DATA SHOWN start

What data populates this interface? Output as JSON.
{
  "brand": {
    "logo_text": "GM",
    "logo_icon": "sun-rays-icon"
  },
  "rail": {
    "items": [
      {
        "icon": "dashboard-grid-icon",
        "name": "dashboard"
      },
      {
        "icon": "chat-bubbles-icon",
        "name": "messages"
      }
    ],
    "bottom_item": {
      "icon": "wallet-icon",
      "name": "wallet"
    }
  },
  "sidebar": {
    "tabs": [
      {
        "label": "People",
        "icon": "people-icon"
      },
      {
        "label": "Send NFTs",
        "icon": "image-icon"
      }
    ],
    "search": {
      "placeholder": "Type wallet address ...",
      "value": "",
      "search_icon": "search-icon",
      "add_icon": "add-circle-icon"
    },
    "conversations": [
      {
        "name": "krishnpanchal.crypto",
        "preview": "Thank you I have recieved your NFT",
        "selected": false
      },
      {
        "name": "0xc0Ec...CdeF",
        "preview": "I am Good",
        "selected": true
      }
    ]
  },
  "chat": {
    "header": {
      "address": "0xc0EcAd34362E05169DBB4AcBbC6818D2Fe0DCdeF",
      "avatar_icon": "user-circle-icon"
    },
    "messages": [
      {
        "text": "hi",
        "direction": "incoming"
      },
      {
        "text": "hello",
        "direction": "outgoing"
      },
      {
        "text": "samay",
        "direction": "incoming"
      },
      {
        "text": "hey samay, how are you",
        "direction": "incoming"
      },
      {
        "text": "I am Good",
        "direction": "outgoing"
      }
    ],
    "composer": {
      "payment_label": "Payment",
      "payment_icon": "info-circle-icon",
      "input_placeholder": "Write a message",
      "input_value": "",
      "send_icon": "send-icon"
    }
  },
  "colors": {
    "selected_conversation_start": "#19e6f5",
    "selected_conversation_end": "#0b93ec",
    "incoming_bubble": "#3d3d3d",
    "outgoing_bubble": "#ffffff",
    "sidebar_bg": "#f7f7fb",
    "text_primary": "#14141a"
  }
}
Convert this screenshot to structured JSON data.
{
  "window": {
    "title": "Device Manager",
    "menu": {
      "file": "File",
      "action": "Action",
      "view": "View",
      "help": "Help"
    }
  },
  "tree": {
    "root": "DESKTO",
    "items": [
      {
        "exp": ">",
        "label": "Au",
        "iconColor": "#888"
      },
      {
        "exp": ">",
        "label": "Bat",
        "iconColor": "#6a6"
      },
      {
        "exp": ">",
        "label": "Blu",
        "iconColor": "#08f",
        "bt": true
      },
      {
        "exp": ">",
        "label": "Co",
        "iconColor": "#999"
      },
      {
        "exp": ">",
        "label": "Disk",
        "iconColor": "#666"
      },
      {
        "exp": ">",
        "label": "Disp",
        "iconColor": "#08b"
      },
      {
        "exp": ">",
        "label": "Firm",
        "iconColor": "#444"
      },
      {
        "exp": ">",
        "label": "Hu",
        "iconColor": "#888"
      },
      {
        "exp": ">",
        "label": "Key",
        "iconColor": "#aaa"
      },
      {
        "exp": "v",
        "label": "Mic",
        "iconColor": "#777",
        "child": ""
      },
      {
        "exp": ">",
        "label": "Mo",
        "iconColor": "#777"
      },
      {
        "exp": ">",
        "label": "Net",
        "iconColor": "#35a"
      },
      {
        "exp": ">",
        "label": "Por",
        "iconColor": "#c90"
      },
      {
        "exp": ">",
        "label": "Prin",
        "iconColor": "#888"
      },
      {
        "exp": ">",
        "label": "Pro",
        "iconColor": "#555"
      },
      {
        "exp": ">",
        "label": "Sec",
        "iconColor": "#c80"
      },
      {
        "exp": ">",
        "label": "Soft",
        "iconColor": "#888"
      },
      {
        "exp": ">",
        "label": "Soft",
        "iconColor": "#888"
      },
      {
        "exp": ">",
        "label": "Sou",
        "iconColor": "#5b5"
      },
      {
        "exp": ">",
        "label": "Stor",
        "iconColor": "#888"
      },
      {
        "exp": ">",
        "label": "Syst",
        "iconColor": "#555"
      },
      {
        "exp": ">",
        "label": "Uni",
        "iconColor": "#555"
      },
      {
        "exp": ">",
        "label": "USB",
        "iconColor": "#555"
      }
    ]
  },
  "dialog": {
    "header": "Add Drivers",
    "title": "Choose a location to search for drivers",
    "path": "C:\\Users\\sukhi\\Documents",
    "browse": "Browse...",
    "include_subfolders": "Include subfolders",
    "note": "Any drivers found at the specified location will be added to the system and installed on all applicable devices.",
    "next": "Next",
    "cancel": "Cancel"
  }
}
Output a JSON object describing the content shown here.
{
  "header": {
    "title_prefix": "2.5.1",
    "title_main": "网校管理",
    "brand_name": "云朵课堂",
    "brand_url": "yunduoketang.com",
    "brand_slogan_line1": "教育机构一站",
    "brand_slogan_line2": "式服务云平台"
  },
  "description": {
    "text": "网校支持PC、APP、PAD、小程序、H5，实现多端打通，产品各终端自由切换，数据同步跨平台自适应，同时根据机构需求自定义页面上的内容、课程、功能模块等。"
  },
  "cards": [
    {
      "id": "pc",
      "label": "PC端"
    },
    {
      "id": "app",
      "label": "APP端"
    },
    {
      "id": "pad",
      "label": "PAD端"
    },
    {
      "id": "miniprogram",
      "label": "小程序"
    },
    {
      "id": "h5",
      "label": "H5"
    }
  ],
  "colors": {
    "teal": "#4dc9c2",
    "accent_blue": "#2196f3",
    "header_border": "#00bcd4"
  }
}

DATA SHOWN end

WHAT IS REQUIRED | Copy out every line of the data above, exactly as given.

TASK RESPONSE |
What data populates this interface? Output as JSON.
{
  "brand": {
    "logo_text": "GM",
    "logo_icon": "sun-rays-icon"
  },
  "rail": {
    "items": [
      {
        "icon": "dashboard-grid-icon",
        "name": "dashboard"
      },
      {
        "icon": "chat-bubbles-icon",
        "name": "messages"
      }
    ],
    "bottom_item": {
      "icon": "wallet-icon",
      "name": "wallet"
    }
  },
  "sidebar": {
    "tabs": [
      {
        "label": "People",
        "icon": "people-icon"
      },
      {
        "label": "Send NFTs",
        "icon": "image-icon"
      }
    ],
    "search": {
      "placeholder": "Type wallet address ...",
      "value": "",
      "search_icon": "search-icon",
      "add_icon": "add-circle-icon"
    },
    "conversations": [
      {
        "name": "krishnpanchal.crypto",
        "preview": "Thank you I have recieved your NFT",
        "selected": false
      },
      {
        "name": "0xc0Ec...CdeF",
        "preview": "I am Good",
        "selected": true
      }
    ]
  },
  "chat": {
    "header": {
      "address": "0xc0EcAd34362E05169DBB4AcBbC6818D2Fe0DCdeF",
      "avatar_icon": "user-circle-icon"
    },
    "messages": [
      {
        "text": "hi",
        "direction": "incoming"
      },
      {
        "text": "hello",
        "direction": "outgoing"
      },
      {
        "text": "samay",
        "direction": "incoming"
      },
      {
        "text": "hey samay, how are you",
        "direction": "incoming"
      },
      {
        "text": "I am Good",
        "direction": "outgoing"
      }
    ],
    "composer": {
      "payment_label": "Payment",
      "payment_icon": "info-circle-icon",
      "input_placeholder": "Write a message",
      "input_value": "",
      "send_icon": "send-icon"
    }
  },
  "colors": {
    "selected_conversation_start": "#19e6f5",
    "selected_conversation_end": "#0b93ec",
    "incoming_bubble": "#3d3d3d",
    "outgoing_bubble": "#ffffff",
    "sidebar_bg": "#f7f7fb",
    "text_primary": "#14141a"
  }
}
Convert this screenshot to structured JSON data.
{
  "window": {
    "title": "Device Manager",
    "menu": {
      "file": "File",
      "action": "Action",
      "view": "View",
      "help": "Help"
    }
  },
  "tree": {
    "root": "DESKTO",
    "items": [
      {
        "exp": ">",
        "label": "Au",
        "iconColor": "#888"
      },
      {
        "exp": ">",
        "label": "Bat",
        "iconColor": "#6a6"
      },
      {
        "exp": ">",
        "label": "Blu",
        "iconColor": "#08f",
        "bt": true
      },
      {
        "exp": ">",
        "label": "Co",
        "iconColor": "#999"
      },
      {
        "exp": ">",
        "label": "Disk",
        "iconColor": "#666"
      },
      {
        "exp": ">",
        "label": "Disp",
        "iconColor": "#08b"
      },
      {
        "exp": ">",
        "label": "Firm",
        "iconColor": "#444"
      },
      {
        "exp": ">",
        "label": "Hu",
        "iconColor": "#888"
      },
      {
        "exp": ">",
        "label": "Key",
        "iconColor": "#aaa"
      },
      {
        "exp": "v",
        "label": "Mic",
        "iconColor": "#777",
        "child": ""
      },
      {
        "exp": ">",
        "label": "Mo",
        "iconColor": "#777"
      },
      {
        "exp": ">",
        "label": "Net",
        "iconColor": "#35a"
      },
      {
        "exp": ">",
        "label": "Por",
        "iconColor": "#c90"
      },
      {
        "exp": ">",
        "label": "Prin",
        "iconColor": "#888"
      },
      {
        "exp": ">",
        "label": "Pro",
        "iconColor": "#555"
      },
      {
        "exp": ">",
        "label": "Sec",
        "iconColor": "#c80"
      },
      {
        "exp": ">",
        "label": "Soft",
        "iconColor": "#888"
      },
      {
        "exp": ">",
        "label": "Soft",
        "iconColor": "#888"
      },
      {
        "exp": ">",
        "label": "Sou",
        "iconColor": "#5b5"
      },
      {
        "exp": ">",
        "label": "Stor",
        "iconColor": "#888"
      },
      {
        "exp": ">",
        "label": "Syst",
        "iconColor": "#555"
      },
      {
        "exp": ">",
        "label": "Uni",
        "iconColor": "#555"
      },
      {
        "exp": ">",
        "label": "USB",
        "iconColor": "#555"
      }
    ]
  },
  "dialog": {
    "header": "Add Drivers",
    "title": "Choose a location to search for drivers",
    "path": "C:\\Users\\sukhi\\Documents",
    "browse": "Browse...",
    "include_subfolders": "Include subfolders",
    "note": "Any drivers found at the specified location will be added to the system and installed on all applicable devices.",
    "next": "Next",
    "cancel": "Cancel"
  }
}
Output a JSON object describing the content shown here.
{
  "header": {
    "title_prefix": "2.5.1",
    "title_main": "网校管理",
    "brand_name": "云朵课堂",
    "brand_url": "yunduoketang.com",
    "brand_slogan_line1": "教育机构一站",
    "brand_slogan_line2": "式服务云平台"
  },
  "description": {
    "text": "网校支持PC、APP、PAD、小程序、H5，实现多端打通，产品各终端自由切换，数据同步跨平台自适应，同时根据机构需求自定义页面上的内容、课程、功能模块等。"
  },
  "cards": [
    {
      "id": "pc",
      "label": "PC端"
    },
    {
      "id": "app",
      "label": "APP端"
    },
    {
      "id": "pad",
      "label": "PAD端"
    },
    {
      "id": "miniprogram",
      "label": "小程序"
    },
    {
      "id": "h5",
      "label": "H5"
    }
  ],
  "colors": {
    "teal": "#4dc9c2",
    "accent_blue": "#2196f3",
    "header_border": "#00bcd4"
  }
}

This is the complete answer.